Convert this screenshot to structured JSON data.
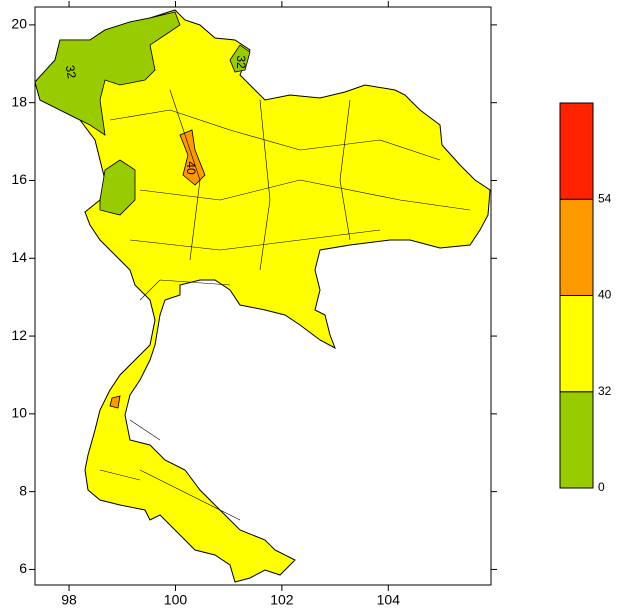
{
  "map": {
    "xlim": [
      97.36,
      105.93
    ],
    "ylim": [
      5.6,
      20.46
    ],
    "xticks": [
      98,
      100,
      102,
      104
    ],
    "yticks": [
      6,
      8,
      10,
      12,
      14,
      16,
      18,
      20
    ],
    "colorbar": {
      "boundaries": [
        0,
        32,
        40,
        54
      ],
      "colors": [
        "#99cc00",
        "#ffff00",
        "#ff9900",
        "#ff2200"
      ]
    },
    "contour_labels": [
      "32",
      "32",
      "40"
    ]
  }
}
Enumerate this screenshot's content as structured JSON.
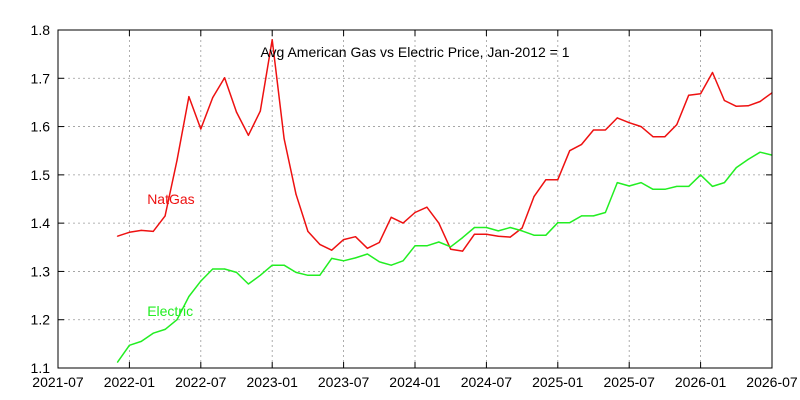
{
  "chart_data": {
    "type": "line",
    "title": "Avg American Gas vs Electric Price, Jan-2012 = 1",
    "xlabel": "",
    "ylabel": "",
    "xlim": [
      "2021-07",
      "2026-07"
    ],
    "ylim": [
      1.1,
      1.8
    ],
    "x_ticks": [
      "2021-07",
      "2022-01",
      "2022-07",
      "2023-01",
      "2023-07",
      "2024-01",
      "2024-07",
      "2025-01",
      "2025-07",
      "2026-01",
      "2026-07"
    ],
    "y_ticks": [
      "1.1",
      "1.2",
      "1.3",
      "1.4",
      "1.5",
      "1.6",
      "1.7",
      "1.8"
    ],
    "grid": true,
    "series": [
      {
        "name": "NatGas",
        "color": "#ee1111",
        "label_anchor": {
          "x": "2022-03",
          "y": 1.45
        },
        "points": [
          [
            "2021-12",
            1.373
          ],
          [
            "2022-01",
            1.381
          ],
          [
            "2022-02",
            1.385
          ],
          [
            "2022-03",
            1.383
          ],
          [
            "2022-04",
            1.415
          ],
          [
            "2022-05",
            1.53
          ],
          [
            "2022-06",
            1.662
          ],
          [
            "2022-07",
            1.595
          ],
          [
            "2022-08",
            1.66
          ],
          [
            "2022-09",
            1.701
          ],
          [
            "2022-10",
            1.63
          ],
          [
            "2022-11",
            1.582
          ],
          [
            "2022-12",
            1.632
          ],
          [
            "2023-01",
            1.78
          ],
          [
            "2023-02",
            1.575
          ],
          [
            "2023-03",
            1.46
          ],
          [
            "2023-04",
            1.383
          ],
          [
            "2023-05",
            1.356
          ],
          [
            "2023-06",
            1.344
          ],
          [
            "2023-07",
            1.366
          ],
          [
            "2023-08",
            1.372
          ],
          [
            "2023-09",
            1.348
          ],
          [
            "2023-10",
            1.36
          ],
          [
            "2023-11",
            1.412
          ],
          [
            "2023-12",
            1.4
          ],
          [
            "2024-01",
            1.422
          ],
          [
            "2024-02",
            1.433
          ],
          [
            "2024-03",
            1.4
          ],
          [
            "2024-04",
            1.346
          ],
          [
            "2024-05",
            1.342
          ],
          [
            "2024-06",
            1.377
          ],
          [
            "2024-07",
            1.377
          ],
          [
            "2024-08",
            1.373
          ],
          [
            "2024-09",
            1.371
          ],
          [
            "2024-10",
            1.39
          ],
          [
            "2024-11",
            1.455
          ],
          [
            "2024-12",
            1.49
          ],
          [
            "2025-01",
            1.49
          ],
          [
            "2025-02",
            1.55
          ],
          [
            "2025-03",
            1.563
          ],
          [
            "2025-04",
            1.593
          ],
          [
            "2025-05",
            1.593
          ],
          [
            "2025-06",
            1.618
          ],
          [
            "2025-07",
            1.608
          ],
          [
            "2025-08",
            1.6
          ],
          [
            "2025-09",
            1.579
          ],
          [
            "2025-10",
            1.579
          ],
          [
            "2025-11",
            1.604
          ],
          [
            "2025-12",
            1.665
          ],
          [
            "2026-01",
            1.668
          ],
          [
            "2026-02",
            1.712
          ],
          [
            "2026-03",
            1.654
          ],
          [
            "2026-04",
            1.642
          ],
          [
            "2026-05",
            1.643
          ],
          [
            "2026-06",
            1.652
          ],
          [
            "2026-07",
            1.67
          ]
        ]
      },
      {
        "name": "Electric",
        "color": "#22ee22",
        "label_anchor": {
          "x": "2022-03",
          "y": 1.218
        },
        "points": [
          [
            "2021-12",
            1.112
          ],
          [
            "2022-01",
            1.147
          ],
          [
            "2022-02",
            1.155
          ],
          [
            "2022-03",
            1.172
          ],
          [
            "2022-04",
            1.18
          ],
          [
            "2022-05",
            1.2
          ],
          [
            "2022-06",
            1.248
          ],
          [
            "2022-07",
            1.28
          ],
          [
            "2022-08",
            1.305
          ],
          [
            "2022-09",
            1.305
          ],
          [
            "2022-10",
            1.298
          ],
          [
            "2022-11",
            1.274
          ],
          [
            "2022-12",
            1.292
          ],
          [
            "2023-01",
            1.313
          ],
          [
            "2023-02",
            1.313
          ],
          [
            "2023-03",
            1.298
          ],
          [
            "2023-04",
            1.292
          ],
          [
            "2023-05",
            1.292
          ],
          [
            "2023-06",
            1.327
          ],
          [
            "2023-07",
            1.322
          ],
          [
            "2023-08",
            1.328
          ],
          [
            "2023-09",
            1.336
          ],
          [
            "2023-10",
            1.32
          ],
          [
            "2023-11",
            1.313
          ],
          [
            "2023-12",
            1.322
          ],
          [
            "2024-01",
            1.353
          ],
          [
            "2024-02",
            1.353
          ],
          [
            "2024-03",
            1.361
          ],
          [
            "2024-04",
            1.351
          ],
          [
            "2024-05",
            1.37
          ],
          [
            "2024-06",
            1.391
          ],
          [
            "2024-07",
            1.391
          ],
          [
            "2024-08",
            1.384
          ],
          [
            "2024-09",
            1.391
          ],
          [
            "2024-10",
            1.384
          ],
          [
            "2024-11",
            1.375
          ],
          [
            "2024-12",
            1.375
          ],
          [
            "2025-01",
            1.401
          ],
          [
            "2025-02",
            1.401
          ],
          [
            "2025-03",
            1.415
          ],
          [
            "2025-04",
            1.415
          ],
          [
            "2025-05",
            1.422
          ],
          [
            "2025-06",
            1.484
          ],
          [
            "2025-07",
            1.477
          ],
          [
            "2025-08",
            1.484
          ],
          [
            "2025-09",
            1.47
          ],
          [
            "2025-10",
            1.47
          ],
          [
            "2025-11",
            1.476
          ],
          [
            "2025-12",
            1.476
          ],
          [
            "2026-01",
            1.5
          ],
          [
            "2026-02",
            1.476
          ],
          [
            "2026-03",
            1.484
          ],
          [
            "2026-04",
            1.515
          ],
          [
            "2026-05",
            1.532
          ],
          [
            "2026-06",
            1.547
          ],
          [
            "2026-07",
            1.541
          ]
        ]
      }
    ]
  }
}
········
> Instructions to follow:
Scan the data above; copy every line where "screenshot" appears.

> Task solution:
Convert this screenshot to structured JSON data.
Enumerate this screenshot's content as structured JSON.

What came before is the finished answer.